Data records:
########################################

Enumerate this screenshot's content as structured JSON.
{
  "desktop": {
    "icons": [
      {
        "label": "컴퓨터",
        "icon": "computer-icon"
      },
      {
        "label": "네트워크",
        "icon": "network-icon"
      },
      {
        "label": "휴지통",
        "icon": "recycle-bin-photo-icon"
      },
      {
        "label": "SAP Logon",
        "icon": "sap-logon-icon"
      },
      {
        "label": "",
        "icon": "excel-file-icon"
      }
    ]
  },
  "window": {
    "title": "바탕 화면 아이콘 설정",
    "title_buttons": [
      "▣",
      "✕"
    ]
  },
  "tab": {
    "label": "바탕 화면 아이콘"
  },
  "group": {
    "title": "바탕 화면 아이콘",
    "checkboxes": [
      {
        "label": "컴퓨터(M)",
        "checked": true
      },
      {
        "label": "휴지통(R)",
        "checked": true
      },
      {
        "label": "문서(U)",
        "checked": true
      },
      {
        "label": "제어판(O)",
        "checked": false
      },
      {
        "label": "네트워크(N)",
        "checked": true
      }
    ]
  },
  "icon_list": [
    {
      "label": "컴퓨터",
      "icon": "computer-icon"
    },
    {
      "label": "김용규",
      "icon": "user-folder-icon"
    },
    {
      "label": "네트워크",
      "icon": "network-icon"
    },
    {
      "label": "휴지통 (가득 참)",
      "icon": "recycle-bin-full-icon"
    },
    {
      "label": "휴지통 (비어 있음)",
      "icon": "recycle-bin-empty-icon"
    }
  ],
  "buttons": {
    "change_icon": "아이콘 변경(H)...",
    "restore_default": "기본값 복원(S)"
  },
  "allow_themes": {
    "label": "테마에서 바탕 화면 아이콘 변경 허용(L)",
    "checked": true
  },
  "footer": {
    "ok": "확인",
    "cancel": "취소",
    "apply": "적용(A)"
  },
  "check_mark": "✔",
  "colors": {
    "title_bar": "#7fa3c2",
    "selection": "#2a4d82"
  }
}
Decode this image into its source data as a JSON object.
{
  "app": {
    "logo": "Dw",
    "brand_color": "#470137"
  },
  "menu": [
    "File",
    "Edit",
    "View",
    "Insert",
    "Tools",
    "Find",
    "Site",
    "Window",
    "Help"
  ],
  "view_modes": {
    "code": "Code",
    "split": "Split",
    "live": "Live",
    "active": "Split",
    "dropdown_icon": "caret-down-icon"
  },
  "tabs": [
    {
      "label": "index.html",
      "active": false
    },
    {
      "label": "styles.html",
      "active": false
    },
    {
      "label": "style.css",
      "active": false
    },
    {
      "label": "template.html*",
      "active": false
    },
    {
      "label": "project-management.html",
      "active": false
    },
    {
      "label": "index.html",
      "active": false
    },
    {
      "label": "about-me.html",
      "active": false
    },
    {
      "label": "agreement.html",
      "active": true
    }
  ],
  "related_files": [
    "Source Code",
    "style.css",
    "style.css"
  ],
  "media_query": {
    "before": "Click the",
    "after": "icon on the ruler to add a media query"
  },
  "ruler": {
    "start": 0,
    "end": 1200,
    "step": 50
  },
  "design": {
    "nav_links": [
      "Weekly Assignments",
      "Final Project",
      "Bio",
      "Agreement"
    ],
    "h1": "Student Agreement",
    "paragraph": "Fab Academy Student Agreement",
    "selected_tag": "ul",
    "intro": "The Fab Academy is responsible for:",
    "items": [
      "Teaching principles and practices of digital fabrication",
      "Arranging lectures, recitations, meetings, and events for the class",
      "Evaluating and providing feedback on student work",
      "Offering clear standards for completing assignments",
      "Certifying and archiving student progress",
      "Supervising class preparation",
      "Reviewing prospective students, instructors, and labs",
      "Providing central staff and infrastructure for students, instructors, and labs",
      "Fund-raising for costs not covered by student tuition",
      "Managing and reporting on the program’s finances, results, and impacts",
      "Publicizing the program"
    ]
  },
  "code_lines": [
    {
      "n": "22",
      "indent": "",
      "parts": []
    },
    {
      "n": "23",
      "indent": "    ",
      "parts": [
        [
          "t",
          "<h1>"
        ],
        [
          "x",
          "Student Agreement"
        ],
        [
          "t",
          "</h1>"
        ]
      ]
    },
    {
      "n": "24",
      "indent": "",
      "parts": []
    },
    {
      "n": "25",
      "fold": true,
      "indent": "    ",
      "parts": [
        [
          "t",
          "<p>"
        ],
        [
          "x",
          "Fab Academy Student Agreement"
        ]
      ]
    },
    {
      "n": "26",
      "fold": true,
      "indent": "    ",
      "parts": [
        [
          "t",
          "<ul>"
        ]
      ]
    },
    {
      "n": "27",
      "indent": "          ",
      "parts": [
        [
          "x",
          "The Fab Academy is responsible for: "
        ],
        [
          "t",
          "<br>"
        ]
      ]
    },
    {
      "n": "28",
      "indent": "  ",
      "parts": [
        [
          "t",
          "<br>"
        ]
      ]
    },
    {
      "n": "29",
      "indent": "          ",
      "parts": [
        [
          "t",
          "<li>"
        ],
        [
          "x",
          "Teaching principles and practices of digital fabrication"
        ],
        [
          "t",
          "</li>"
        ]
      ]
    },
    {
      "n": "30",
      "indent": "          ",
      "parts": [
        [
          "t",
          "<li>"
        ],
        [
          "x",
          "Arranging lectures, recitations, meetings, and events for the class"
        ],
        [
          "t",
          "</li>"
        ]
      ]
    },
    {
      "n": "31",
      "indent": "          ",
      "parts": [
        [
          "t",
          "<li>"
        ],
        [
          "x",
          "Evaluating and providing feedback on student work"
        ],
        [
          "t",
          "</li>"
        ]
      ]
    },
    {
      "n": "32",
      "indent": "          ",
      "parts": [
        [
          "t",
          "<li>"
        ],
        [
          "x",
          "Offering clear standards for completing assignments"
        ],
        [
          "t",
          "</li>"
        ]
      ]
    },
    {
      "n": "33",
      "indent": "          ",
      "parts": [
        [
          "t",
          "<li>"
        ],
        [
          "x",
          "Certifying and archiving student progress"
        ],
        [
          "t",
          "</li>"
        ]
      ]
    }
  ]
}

########################################

## To be done
Locate and copy each line in the data above that includes the word "labs".

## Exercise output
      "Reviewing prospective students, instructors, and labs",
      "Providing central staff and infrastructure for students, instructors, and labs",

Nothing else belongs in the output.